**Supplied material:**
<<<<

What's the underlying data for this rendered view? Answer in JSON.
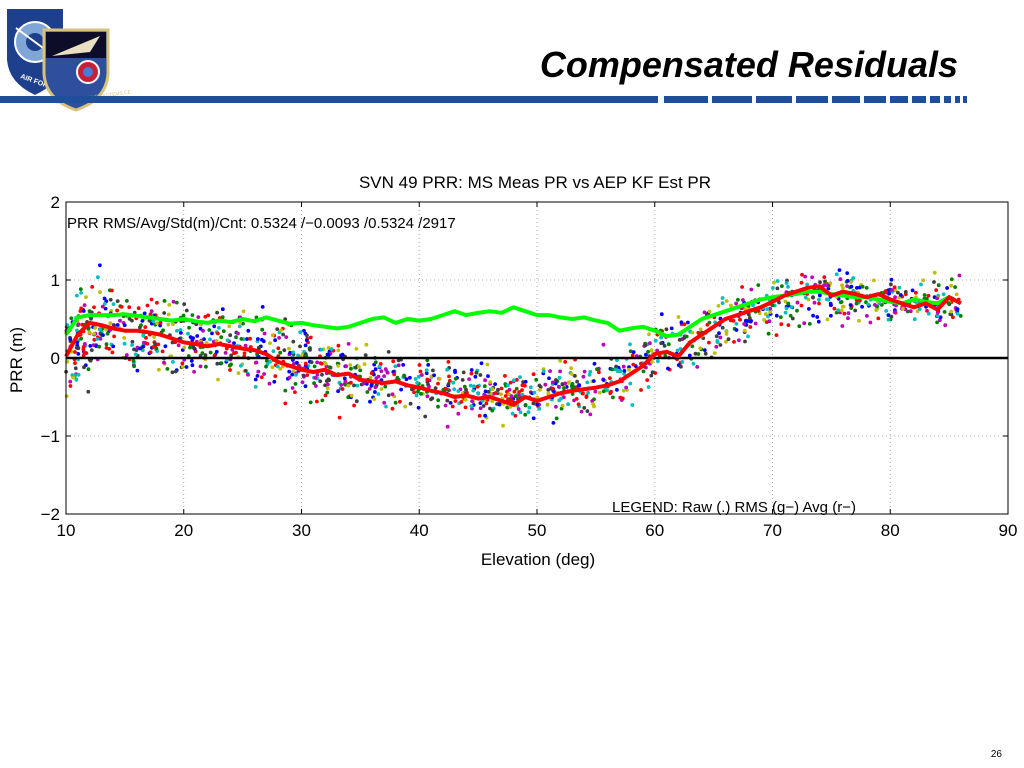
{
  "slide": {
    "title": "Compensated Residuals",
    "page_number": "26",
    "bar_color": "#1f4e9c"
  },
  "logo": {
    "org_text": "AIR FORCE",
    "center_text": "SPACE & MISSILE SYSTEMS CENTER"
  },
  "chart_data": {
    "type": "scatter",
    "title": "SVN 49 PRR: MS Meas PR vs AEP KF Est PR",
    "xlabel": "Elevation (deg)",
    "ylabel": "PRR (m)",
    "xlim": [
      10,
      90
    ],
    "ylim": [
      -2,
      2
    ],
    "xticks": [
      10,
      20,
      30,
      40,
      50,
      60,
      70,
      80,
      90
    ],
    "yticks": [
      -2,
      -1,
      0,
      1,
      2
    ],
    "grid": "dotted",
    "stats_annotation": "PRR RMS/Avg/Std(m)/Cnt: 0.5324 /−0.0093 /0.5324 /2917",
    "legend_annotation": "LEGEND: Raw (.)  RMS (g−) Avg (r−)",
    "zero_line": 0,
    "raw_point_count": 2917,
    "raw_colors": [
      "#0000ff",
      "#008000",
      "#ff0000",
      "#00bfbf",
      "#bf00bf",
      "#bfbf00",
      "#3f3f3f"
    ],
    "raw_trend": {
      "elev": [
        10,
        13,
        17,
        20,
        25,
        28,
        32,
        36,
        40,
        44,
        48,
        52,
        56,
        60,
        62,
        66,
        70,
        74,
        78,
        82,
        86
      ],
      "mean": [
        0.15,
        0.4,
        0.3,
        0.25,
        0.2,
        0.05,
        -0.15,
        -0.25,
        -0.35,
        -0.45,
        -0.5,
        -0.4,
        -0.3,
        0.0,
        0.1,
        0.4,
        0.7,
        0.8,
        0.8,
        0.7,
        0.7
      ],
      "spread": [
        0.6,
        0.5,
        0.45,
        0.42,
        0.42,
        0.45,
        0.4,
        0.32,
        0.3,
        0.28,
        0.28,
        0.3,
        0.32,
        0.35,
        0.35,
        0.35,
        0.35,
        0.3,
        0.28,
        0.25,
        0.25
      ]
    },
    "series": [
      {
        "name": "RMS",
        "color": "#00ff00",
        "x": [
          10,
          11,
          12,
          13,
          14,
          15,
          16,
          17,
          18,
          19,
          20,
          21,
          22,
          23,
          24,
          25,
          26,
          27,
          28,
          29,
          30,
          31,
          32,
          33,
          34,
          35,
          36,
          37,
          38,
          39,
          40,
          41,
          42,
          43,
          44,
          45,
          46,
          47,
          48,
          49,
          50,
          51,
          52,
          53,
          54,
          55,
          56,
          57,
          58,
          59,
          60,
          61,
          62,
          63,
          64,
          65,
          66,
          67,
          68,
          69,
          70,
          71,
          72,
          73,
          74,
          75,
          76,
          77,
          78,
          79,
          80,
          81,
          82,
          83,
          84,
          85,
          86
        ],
        "y": [
          0.3,
          0.52,
          0.55,
          0.55,
          0.55,
          0.56,
          0.54,
          0.52,
          0.5,
          0.48,
          0.5,
          0.47,
          0.45,
          0.48,
          0.46,
          0.5,
          0.47,
          0.52,
          0.48,
          0.44,
          0.45,
          0.42,
          0.4,
          0.38,
          0.4,
          0.45,
          0.5,
          0.52,
          0.45,
          0.5,
          0.48,
          0.5,
          0.55,
          0.6,
          0.55,
          0.58,
          0.6,
          0.58,
          0.65,
          0.6,
          0.55,
          0.55,
          0.52,
          0.5,
          0.52,
          0.48,
          0.45,
          0.35,
          0.38,
          0.4,
          0.35,
          0.28,
          0.3,
          0.4,
          0.5,
          0.55,
          0.6,
          0.65,
          0.7,
          0.75,
          0.78,
          0.8,
          0.82,
          0.85,
          0.85,
          0.82,
          0.8,
          0.78,
          0.78,
          0.75,
          0.72,
          0.7,
          0.75,
          0.72,
          0.7,
          0.78,
          0.7
        ]
      },
      {
        "name": "Avg",
        "color": "#ff0000",
        "x": [
          10,
          11,
          12,
          13,
          14,
          15,
          16,
          17,
          18,
          19,
          20,
          21,
          22,
          23,
          24,
          25,
          26,
          27,
          28,
          29,
          30,
          31,
          32,
          33,
          34,
          35,
          36,
          37,
          38,
          39,
          40,
          41,
          42,
          43,
          44,
          45,
          46,
          47,
          48,
          49,
          50,
          51,
          52,
          53,
          54,
          55,
          56,
          57,
          58,
          59,
          60,
          61,
          62,
          63,
          64,
          65,
          66,
          67,
          68,
          69,
          70,
          71,
          72,
          73,
          74,
          75,
          76,
          77,
          78,
          79,
          80,
          81,
          82,
          83,
          84,
          85,
          86
        ],
        "y": [
          0.02,
          0.3,
          0.45,
          0.42,
          0.38,
          0.35,
          0.35,
          0.33,
          0.3,
          0.25,
          0.2,
          0.18,
          0.15,
          0.18,
          0.15,
          0.12,
          0.1,
          0.05,
          -0.05,
          -0.1,
          -0.15,
          -0.18,
          -0.15,
          -0.22,
          -0.2,
          -0.28,
          -0.3,
          -0.32,
          -0.3,
          -0.35,
          -0.38,
          -0.42,
          -0.45,
          -0.5,
          -0.48,
          -0.52,
          -0.5,
          -0.55,
          -0.6,
          -0.5,
          -0.55,
          -0.5,
          -0.45,
          -0.42,
          -0.4,
          -0.38,
          -0.35,
          -0.3,
          -0.2,
          -0.1,
          0.05,
          0.08,
          0.02,
          0.2,
          0.3,
          0.4,
          0.5,
          0.55,
          0.6,
          0.65,
          0.72,
          0.8,
          0.85,
          0.9,
          0.92,
          0.8,
          0.85,
          0.82,
          0.78,
          0.82,
          0.75,
          0.7,
          0.65,
          0.7,
          0.62,
          0.78,
          0.7
        ]
      }
    ]
  }
}
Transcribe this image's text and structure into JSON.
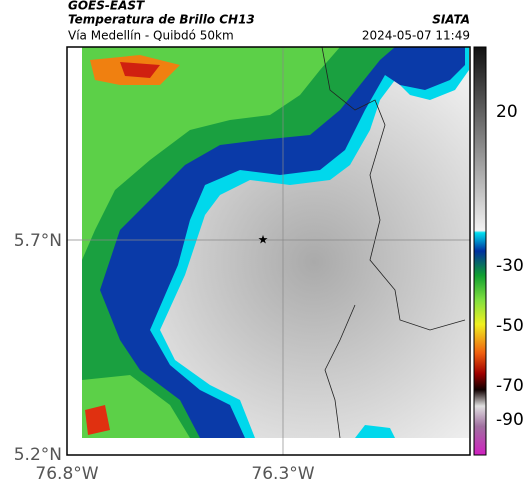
{
  "header": {
    "title": "GOES-EAST",
    "subtitle": "Temperatura de Brillo CH13",
    "route": "Vía Medellín - Quibdó 50km",
    "source": "SIATA",
    "datetime": "2024-05-07 11:49"
  },
  "map": {
    "lat_labels": [
      "5.7°N",
      "5.2°N"
    ],
    "lon_labels": [
      "76.8°W",
      "76.3°W"
    ]
  },
  "colorbar": {
    "ticks": [
      20,
      -30,
      -50,
      -70,
      -90
    ]
  }
}
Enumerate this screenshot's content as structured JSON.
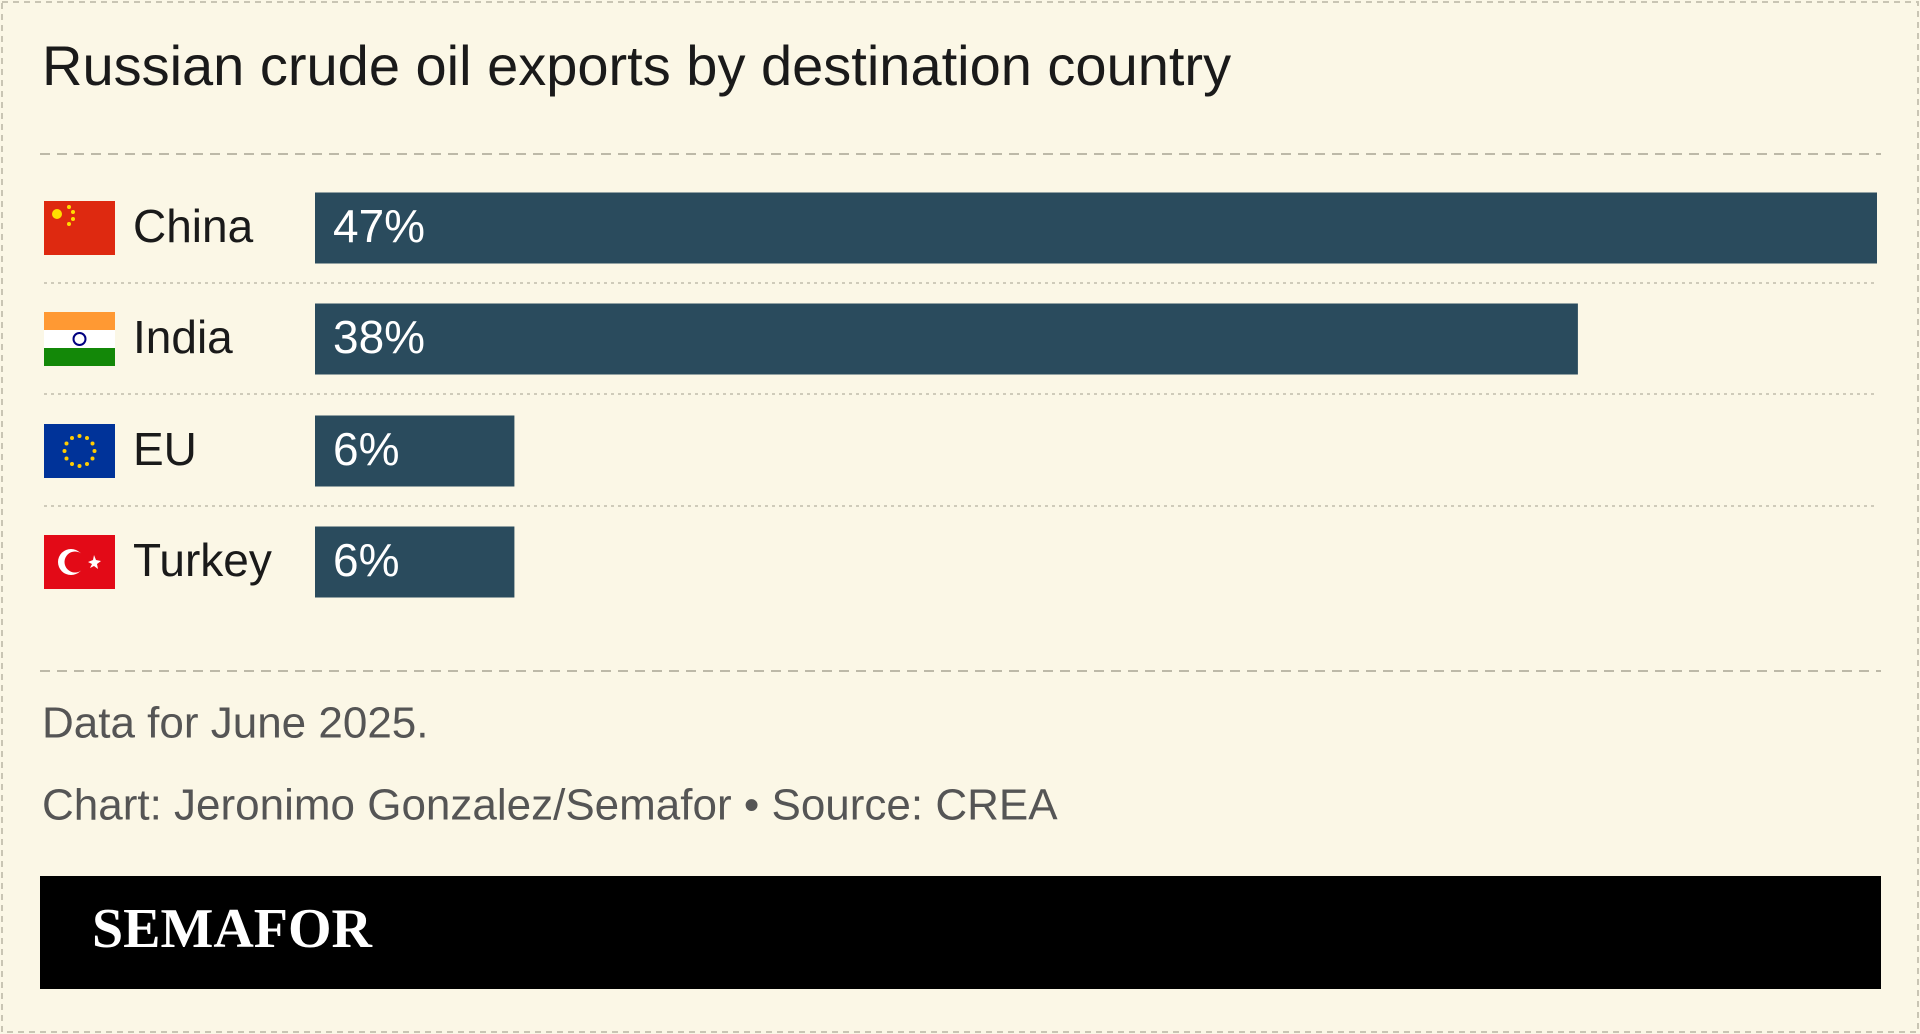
{
  "chart_data": {
    "type": "bar",
    "orientation": "horizontal",
    "title": "Russian crude oil exports by destination country",
    "categories": [
      "China",
      "India",
      "EU",
      "Turkey"
    ],
    "values": [
      47,
      38,
      6,
      6
    ],
    "value_labels": [
      "47%",
      "38%",
      "6%",
      "6%"
    ],
    "color": "#2a4b5d",
    "note": "Data for June 2025.",
    "credit": "Chart: Jeronimo Gonzalez/Semafor • Source: CREA",
    "brand": "SEMAFOR"
  }
}
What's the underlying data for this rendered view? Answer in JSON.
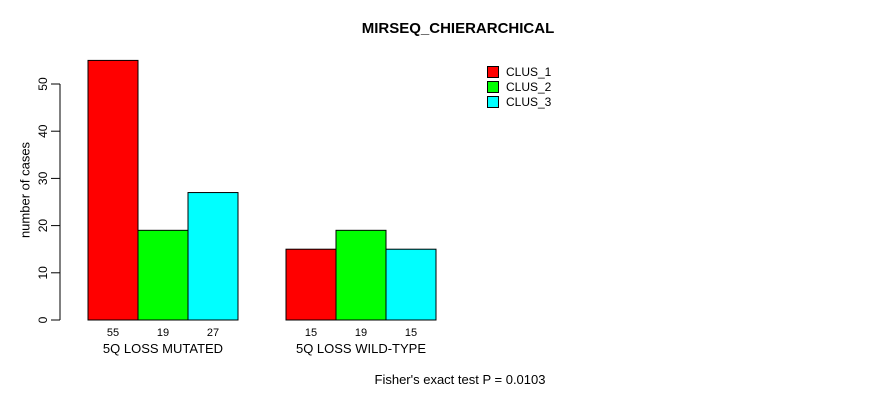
{
  "title": "MIRSEQ_CHIERARCHICAL",
  "colors": {
    "clus1": "#FF0000",
    "clus2": "#00FF00",
    "clus3": "#00FFFF",
    "axis": "#000000",
    "background": "#FFFFFF"
  },
  "chart_data": {
    "type": "bar",
    "title": "MIRSEQ_CHIERARCHICAL",
    "xlabel": "",
    "ylabel": "number of cases",
    "categories": [
      "5Q LOSS MUTATED",
      "5Q LOSS WILD-TYPE"
    ],
    "series": [
      {
        "name": "CLUS_1",
        "color": "#FF0000",
        "values": [
          55,
          15
        ]
      },
      {
        "name": "CLUS_2",
        "color": "#00FF00",
        "values": [
          19,
          19
        ]
      },
      {
        "name": "CLUS_3",
        "color": "#00FFFF",
        "values": [
          27,
          15
        ]
      }
    ],
    "yticks": [
      0,
      10,
      20,
      30,
      40,
      50
    ],
    "ylim": [
      0,
      55
    ],
    "grid": false,
    "legend_position": "top-right",
    "bar_value_labels_shown": true,
    "annotation": "Fisher's exact test P = 0.0103"
  }
}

>>>>

**Task statement:**
Read the entries above, then pull out the lines that include "JSON".

**Full output:**
What's the underlying data for this rendered view? Answer in JSON.
Transcribe this image's text and structure into JSON.
Enumerate this screenshot's content as structured JSON.
What's the underlying data for this rendered view? Answer in JSON.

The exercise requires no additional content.